__YOUR GOAL__
Work out the number of lines in the records that include the word "Posadzki"; reply with that number alone.

__DATA LINES__
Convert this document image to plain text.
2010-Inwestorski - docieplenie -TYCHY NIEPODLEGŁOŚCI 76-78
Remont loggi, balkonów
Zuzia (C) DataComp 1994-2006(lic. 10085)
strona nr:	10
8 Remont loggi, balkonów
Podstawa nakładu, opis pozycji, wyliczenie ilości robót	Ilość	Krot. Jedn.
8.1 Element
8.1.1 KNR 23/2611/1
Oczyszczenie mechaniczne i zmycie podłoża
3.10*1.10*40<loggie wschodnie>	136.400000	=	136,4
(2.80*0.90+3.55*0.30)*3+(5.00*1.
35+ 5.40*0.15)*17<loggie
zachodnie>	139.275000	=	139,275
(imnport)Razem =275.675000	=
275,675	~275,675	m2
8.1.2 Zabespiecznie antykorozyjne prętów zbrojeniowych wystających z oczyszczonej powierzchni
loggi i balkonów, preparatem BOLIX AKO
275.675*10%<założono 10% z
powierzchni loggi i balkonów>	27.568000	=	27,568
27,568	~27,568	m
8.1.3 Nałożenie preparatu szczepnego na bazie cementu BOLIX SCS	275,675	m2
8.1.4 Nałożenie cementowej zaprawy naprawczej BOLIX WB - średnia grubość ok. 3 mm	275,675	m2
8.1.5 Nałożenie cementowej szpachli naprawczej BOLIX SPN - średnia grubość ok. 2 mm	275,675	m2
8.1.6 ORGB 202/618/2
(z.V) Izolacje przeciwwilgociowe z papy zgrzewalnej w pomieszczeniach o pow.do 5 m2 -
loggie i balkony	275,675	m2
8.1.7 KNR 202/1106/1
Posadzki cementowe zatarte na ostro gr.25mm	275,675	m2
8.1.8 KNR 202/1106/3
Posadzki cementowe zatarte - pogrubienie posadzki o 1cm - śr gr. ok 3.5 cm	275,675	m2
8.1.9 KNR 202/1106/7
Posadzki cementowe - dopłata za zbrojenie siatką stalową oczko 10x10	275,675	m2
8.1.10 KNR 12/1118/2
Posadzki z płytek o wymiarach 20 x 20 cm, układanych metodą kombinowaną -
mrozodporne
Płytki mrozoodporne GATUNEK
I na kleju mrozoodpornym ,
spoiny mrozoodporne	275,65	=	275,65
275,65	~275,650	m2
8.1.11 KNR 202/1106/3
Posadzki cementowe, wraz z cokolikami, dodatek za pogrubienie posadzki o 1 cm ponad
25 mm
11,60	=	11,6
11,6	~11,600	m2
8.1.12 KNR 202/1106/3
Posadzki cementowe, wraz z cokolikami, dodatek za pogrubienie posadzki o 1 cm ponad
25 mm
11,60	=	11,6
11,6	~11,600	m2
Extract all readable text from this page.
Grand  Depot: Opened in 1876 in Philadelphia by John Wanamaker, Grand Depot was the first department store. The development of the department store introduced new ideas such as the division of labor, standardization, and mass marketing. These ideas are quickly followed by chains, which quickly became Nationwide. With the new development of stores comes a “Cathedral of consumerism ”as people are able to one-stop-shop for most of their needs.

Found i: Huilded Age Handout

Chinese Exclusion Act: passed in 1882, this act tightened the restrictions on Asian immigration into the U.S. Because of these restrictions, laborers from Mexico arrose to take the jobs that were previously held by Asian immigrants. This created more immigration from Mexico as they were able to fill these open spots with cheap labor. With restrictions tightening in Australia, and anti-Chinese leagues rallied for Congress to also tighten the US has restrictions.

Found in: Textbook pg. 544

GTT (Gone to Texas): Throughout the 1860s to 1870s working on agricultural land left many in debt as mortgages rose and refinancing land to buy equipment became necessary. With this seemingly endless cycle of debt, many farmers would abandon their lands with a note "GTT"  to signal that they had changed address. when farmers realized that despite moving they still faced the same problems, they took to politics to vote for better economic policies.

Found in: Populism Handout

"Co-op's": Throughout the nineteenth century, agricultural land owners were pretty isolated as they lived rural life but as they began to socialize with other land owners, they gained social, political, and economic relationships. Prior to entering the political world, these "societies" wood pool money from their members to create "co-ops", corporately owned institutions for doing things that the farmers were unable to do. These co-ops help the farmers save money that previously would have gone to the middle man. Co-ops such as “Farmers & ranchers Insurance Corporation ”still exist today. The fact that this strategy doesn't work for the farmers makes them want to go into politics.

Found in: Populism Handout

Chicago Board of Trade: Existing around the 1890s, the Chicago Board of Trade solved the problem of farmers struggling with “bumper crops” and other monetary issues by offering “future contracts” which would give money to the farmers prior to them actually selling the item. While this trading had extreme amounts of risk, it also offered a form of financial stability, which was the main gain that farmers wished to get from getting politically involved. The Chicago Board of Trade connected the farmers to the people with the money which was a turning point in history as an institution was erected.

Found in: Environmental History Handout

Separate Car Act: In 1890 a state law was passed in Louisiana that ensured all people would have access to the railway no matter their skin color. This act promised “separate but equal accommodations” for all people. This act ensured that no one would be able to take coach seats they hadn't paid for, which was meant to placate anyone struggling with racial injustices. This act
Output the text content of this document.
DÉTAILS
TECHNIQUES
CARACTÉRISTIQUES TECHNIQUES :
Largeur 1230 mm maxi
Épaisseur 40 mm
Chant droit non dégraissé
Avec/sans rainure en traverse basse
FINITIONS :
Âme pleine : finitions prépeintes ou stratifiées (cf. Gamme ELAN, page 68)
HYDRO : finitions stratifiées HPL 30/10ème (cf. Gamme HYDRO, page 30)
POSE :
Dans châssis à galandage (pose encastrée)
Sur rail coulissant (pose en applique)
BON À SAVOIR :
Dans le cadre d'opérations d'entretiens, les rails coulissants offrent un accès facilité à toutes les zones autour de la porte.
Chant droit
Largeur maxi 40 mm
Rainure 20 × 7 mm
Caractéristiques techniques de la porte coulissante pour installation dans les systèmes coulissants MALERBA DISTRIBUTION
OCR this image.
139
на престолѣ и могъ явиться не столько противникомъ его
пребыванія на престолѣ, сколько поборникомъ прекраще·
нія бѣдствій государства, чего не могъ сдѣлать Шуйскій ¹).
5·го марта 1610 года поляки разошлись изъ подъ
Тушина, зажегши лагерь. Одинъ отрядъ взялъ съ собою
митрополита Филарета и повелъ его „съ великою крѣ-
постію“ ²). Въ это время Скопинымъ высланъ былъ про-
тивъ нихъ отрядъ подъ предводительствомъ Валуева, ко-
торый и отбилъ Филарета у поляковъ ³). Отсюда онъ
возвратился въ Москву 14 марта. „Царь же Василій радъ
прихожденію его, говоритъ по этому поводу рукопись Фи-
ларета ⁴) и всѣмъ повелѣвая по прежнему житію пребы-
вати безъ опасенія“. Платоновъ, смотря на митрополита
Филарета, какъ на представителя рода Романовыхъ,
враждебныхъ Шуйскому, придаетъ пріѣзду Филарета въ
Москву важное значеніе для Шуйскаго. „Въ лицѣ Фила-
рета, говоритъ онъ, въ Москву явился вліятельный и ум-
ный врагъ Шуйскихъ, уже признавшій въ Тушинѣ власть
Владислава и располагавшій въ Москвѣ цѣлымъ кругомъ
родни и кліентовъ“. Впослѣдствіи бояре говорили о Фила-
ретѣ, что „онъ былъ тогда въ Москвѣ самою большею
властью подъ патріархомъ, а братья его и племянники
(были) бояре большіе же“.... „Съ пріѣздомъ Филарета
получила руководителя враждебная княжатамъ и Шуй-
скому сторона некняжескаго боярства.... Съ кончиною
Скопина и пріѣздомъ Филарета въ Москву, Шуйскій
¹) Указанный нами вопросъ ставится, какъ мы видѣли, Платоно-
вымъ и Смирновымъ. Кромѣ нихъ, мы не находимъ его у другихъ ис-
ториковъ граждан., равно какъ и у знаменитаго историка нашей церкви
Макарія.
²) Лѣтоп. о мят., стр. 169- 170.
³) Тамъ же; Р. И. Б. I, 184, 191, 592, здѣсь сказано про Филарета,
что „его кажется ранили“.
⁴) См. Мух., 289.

__EXERCISE SOLUTION__
6